MATERIAL PROVIDED:

-- BEGIN --

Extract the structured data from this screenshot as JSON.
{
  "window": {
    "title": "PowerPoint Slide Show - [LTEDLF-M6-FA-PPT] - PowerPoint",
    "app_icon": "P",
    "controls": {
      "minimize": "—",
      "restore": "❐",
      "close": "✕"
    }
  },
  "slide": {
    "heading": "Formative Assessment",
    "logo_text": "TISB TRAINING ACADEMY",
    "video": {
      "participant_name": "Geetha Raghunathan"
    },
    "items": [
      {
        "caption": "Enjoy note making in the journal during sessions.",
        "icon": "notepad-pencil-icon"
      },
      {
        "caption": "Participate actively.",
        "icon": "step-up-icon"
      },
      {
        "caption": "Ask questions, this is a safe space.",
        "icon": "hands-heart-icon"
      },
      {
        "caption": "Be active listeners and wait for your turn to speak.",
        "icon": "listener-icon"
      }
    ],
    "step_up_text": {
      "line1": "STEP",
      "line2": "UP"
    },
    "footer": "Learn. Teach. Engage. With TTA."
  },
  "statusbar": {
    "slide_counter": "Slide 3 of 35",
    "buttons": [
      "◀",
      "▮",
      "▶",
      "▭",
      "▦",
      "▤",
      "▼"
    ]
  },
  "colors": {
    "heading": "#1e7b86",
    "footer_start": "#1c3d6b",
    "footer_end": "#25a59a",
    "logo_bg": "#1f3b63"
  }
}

-- END --
-- BEGIN --

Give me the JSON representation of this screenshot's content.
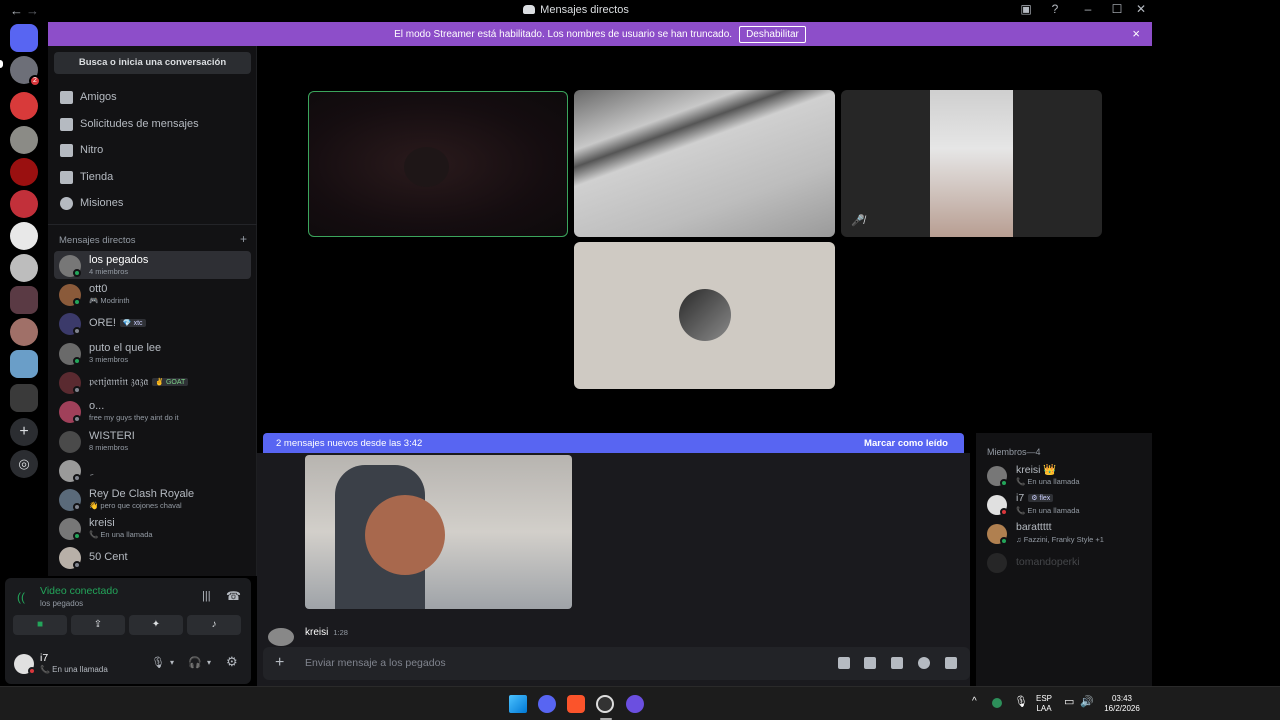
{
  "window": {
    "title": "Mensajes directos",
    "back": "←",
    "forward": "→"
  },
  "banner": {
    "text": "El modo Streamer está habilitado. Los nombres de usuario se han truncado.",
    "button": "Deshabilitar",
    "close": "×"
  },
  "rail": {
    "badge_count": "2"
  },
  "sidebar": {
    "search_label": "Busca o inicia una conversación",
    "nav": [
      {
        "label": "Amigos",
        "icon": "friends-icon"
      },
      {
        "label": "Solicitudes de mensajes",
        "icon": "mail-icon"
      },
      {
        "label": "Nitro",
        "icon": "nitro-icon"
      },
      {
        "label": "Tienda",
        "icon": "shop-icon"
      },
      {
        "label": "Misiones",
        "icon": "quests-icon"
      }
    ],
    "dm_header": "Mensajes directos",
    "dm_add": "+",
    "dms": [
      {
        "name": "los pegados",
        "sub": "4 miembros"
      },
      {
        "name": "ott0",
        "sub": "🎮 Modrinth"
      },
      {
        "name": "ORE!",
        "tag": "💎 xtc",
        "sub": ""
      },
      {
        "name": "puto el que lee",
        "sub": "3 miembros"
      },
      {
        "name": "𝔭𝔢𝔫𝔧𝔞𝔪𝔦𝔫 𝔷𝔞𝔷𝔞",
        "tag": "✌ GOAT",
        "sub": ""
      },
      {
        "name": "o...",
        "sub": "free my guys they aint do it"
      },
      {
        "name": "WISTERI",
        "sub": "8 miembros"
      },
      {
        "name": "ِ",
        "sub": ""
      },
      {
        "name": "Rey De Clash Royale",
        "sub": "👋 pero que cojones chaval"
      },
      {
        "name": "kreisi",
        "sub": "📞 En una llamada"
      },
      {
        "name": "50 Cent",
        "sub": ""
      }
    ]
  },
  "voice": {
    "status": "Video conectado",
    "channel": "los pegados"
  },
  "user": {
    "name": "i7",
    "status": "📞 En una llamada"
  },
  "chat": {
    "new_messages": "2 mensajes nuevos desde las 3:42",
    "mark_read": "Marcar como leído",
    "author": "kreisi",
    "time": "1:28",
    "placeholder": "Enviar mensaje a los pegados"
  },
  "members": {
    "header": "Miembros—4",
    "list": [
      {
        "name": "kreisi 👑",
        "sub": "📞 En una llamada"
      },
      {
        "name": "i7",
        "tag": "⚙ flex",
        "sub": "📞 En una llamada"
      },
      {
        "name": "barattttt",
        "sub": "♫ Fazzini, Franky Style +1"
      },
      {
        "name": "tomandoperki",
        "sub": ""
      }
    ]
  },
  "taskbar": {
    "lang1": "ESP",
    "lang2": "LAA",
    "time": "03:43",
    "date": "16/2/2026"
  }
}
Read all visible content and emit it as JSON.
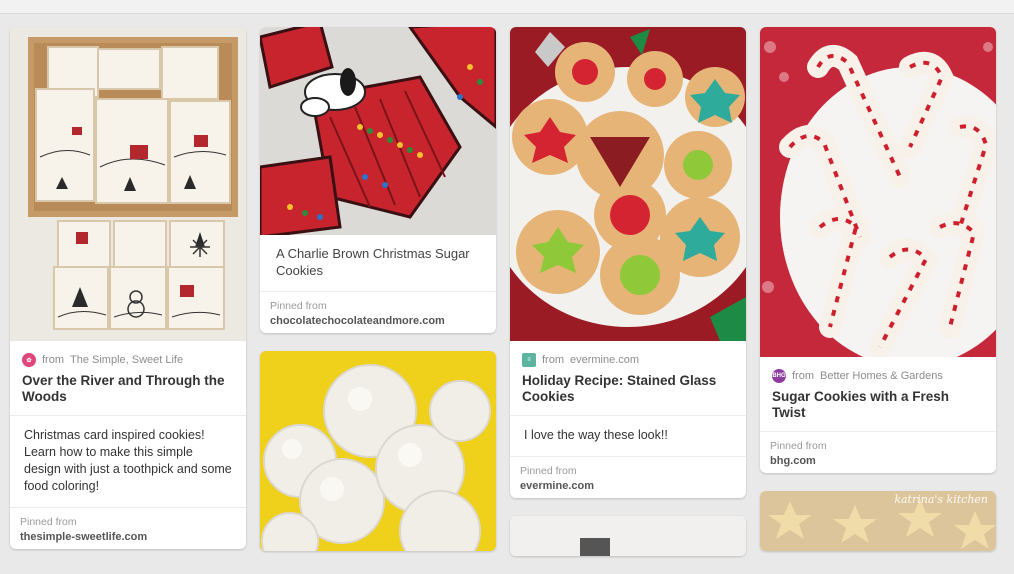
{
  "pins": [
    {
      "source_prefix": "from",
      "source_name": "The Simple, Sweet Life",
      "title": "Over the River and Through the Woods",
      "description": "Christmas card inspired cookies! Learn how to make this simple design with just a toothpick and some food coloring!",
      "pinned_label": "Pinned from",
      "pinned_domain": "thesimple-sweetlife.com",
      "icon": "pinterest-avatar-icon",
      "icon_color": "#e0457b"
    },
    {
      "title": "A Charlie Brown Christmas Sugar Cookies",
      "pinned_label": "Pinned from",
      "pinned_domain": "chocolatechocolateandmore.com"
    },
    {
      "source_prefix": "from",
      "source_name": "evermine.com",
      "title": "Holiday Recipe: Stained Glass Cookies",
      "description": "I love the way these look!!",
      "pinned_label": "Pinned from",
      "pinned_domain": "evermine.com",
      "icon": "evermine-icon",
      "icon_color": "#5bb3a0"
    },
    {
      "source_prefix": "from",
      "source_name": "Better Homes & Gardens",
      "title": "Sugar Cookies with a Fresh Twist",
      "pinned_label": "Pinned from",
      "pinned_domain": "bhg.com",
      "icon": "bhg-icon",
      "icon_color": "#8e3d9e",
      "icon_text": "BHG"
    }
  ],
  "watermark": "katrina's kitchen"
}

-- END --

WORK TO BE COMPLETED:
In the records above, find each line that holds the word "JSON"; copy all such lines.

RESPONSE:
Extract the structured data from this screenshot as JSON.
Give me the JSON representation of this screenshot's content.
Read all visible content and emit it as JSON.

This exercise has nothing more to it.